Input for this task:
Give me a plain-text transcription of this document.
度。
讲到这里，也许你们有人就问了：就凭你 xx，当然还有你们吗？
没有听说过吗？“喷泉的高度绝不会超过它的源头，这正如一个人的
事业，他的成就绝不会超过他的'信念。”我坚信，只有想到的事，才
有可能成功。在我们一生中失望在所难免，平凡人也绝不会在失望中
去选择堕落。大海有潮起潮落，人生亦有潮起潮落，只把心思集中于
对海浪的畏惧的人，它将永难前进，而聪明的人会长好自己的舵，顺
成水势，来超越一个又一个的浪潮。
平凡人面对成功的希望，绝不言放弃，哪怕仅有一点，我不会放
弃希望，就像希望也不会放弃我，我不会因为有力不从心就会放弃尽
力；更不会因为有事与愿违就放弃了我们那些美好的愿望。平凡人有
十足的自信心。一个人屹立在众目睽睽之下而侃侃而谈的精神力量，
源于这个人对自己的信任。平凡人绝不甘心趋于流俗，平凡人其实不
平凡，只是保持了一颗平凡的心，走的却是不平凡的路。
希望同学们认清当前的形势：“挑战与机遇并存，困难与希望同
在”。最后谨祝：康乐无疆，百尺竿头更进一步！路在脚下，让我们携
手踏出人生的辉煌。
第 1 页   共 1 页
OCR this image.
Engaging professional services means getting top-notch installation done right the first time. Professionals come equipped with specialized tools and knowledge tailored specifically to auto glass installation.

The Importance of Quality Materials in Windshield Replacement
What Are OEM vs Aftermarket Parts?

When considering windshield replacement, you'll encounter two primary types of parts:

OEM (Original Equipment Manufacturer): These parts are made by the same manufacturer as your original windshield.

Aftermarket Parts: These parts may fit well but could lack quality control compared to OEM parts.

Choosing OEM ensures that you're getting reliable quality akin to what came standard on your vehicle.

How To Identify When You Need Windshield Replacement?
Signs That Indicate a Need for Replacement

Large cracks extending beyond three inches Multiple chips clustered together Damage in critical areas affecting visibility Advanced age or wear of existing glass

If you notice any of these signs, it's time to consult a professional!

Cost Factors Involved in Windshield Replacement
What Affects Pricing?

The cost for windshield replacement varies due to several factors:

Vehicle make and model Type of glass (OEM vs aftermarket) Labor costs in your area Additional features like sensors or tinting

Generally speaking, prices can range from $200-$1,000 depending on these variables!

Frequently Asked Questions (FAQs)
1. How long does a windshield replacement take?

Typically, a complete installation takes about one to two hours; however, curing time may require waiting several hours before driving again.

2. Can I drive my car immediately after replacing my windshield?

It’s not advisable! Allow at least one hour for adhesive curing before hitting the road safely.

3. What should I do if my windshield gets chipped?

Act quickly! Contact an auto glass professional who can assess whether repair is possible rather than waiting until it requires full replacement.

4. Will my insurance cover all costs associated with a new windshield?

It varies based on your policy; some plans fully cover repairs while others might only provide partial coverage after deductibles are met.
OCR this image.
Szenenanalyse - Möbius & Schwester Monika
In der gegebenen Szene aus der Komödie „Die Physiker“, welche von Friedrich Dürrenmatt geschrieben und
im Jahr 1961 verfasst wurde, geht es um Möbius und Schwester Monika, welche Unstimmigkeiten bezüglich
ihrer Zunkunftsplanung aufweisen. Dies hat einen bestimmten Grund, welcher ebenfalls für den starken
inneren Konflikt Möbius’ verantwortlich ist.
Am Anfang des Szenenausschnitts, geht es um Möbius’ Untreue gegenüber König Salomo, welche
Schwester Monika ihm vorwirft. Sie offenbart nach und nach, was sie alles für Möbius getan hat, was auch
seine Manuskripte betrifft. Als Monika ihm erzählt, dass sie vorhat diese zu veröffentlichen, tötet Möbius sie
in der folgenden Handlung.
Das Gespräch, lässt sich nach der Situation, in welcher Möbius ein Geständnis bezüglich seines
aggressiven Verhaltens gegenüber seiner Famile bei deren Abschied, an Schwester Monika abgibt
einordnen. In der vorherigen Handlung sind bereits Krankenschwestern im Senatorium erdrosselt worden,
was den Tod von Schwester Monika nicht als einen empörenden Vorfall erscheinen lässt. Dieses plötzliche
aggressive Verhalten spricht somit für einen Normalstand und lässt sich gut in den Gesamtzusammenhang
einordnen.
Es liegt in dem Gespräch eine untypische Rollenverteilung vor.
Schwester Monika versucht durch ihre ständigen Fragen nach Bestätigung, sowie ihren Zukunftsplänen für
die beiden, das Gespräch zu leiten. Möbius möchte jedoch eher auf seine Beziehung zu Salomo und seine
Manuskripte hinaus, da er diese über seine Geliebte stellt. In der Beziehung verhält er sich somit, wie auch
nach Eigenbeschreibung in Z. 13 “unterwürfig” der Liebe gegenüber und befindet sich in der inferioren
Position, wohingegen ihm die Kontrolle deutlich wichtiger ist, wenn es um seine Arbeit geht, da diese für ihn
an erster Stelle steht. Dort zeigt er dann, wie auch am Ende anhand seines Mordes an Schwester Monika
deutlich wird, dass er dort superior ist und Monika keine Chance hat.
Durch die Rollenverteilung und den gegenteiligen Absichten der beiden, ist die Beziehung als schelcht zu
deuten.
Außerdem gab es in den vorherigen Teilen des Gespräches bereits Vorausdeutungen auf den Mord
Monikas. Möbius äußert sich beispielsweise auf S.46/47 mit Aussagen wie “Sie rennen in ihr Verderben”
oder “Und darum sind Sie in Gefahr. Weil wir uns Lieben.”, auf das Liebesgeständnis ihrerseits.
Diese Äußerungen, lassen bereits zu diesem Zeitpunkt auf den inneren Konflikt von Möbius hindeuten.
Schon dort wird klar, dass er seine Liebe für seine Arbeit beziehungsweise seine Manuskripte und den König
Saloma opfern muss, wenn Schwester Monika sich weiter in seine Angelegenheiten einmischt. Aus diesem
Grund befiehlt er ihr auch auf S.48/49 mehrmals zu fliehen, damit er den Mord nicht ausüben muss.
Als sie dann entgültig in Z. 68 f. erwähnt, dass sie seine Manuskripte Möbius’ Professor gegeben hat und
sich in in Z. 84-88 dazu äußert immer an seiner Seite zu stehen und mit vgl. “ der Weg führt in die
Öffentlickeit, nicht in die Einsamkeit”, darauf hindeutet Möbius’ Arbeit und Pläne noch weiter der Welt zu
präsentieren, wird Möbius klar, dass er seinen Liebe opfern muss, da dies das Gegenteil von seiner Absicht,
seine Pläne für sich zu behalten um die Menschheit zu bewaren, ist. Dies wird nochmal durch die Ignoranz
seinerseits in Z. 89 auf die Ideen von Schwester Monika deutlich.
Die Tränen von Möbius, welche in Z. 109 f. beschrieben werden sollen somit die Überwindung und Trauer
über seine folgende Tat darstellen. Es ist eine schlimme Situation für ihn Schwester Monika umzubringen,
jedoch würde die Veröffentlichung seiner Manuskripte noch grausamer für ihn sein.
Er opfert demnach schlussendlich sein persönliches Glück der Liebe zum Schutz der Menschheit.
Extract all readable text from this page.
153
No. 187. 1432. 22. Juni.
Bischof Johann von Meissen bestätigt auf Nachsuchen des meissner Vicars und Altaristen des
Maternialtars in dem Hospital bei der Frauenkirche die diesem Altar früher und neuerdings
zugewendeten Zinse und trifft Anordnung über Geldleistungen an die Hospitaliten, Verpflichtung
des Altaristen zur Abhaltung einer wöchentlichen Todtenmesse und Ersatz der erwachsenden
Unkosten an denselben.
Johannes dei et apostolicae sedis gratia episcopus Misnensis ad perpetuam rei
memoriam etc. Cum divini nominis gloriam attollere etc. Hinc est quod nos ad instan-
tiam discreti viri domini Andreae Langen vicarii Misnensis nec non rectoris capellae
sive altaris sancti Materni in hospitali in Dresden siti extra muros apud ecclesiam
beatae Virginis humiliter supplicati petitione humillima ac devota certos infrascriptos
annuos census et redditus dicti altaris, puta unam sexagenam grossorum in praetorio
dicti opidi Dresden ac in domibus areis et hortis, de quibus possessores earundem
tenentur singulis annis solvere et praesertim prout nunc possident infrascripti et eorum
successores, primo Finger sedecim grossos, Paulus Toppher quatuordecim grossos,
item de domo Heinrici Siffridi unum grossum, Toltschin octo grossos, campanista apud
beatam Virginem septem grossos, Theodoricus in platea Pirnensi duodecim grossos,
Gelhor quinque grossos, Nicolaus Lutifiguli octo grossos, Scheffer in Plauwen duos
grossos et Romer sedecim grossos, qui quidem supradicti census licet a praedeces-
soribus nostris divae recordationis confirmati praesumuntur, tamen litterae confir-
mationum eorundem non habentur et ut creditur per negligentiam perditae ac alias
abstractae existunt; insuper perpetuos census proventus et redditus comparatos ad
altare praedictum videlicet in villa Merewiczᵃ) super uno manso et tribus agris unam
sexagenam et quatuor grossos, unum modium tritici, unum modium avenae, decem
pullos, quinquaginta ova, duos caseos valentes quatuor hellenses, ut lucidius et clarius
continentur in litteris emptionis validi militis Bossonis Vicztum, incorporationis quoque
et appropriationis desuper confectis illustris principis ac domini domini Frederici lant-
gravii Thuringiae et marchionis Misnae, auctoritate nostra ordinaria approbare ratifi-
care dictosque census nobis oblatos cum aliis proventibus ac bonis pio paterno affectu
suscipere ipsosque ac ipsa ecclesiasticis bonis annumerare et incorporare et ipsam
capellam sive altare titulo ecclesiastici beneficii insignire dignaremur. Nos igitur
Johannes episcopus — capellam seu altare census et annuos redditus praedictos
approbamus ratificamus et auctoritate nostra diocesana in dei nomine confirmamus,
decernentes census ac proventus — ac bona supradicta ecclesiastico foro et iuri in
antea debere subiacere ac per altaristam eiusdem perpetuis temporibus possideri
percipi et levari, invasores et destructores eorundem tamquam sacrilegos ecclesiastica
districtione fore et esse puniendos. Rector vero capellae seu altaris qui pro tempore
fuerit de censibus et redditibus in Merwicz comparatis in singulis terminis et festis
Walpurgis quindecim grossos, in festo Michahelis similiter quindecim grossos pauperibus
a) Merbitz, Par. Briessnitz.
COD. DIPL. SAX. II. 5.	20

The request:
Work through the records line by line and tally those with the word "capellam". Report only the total.

Response below:
2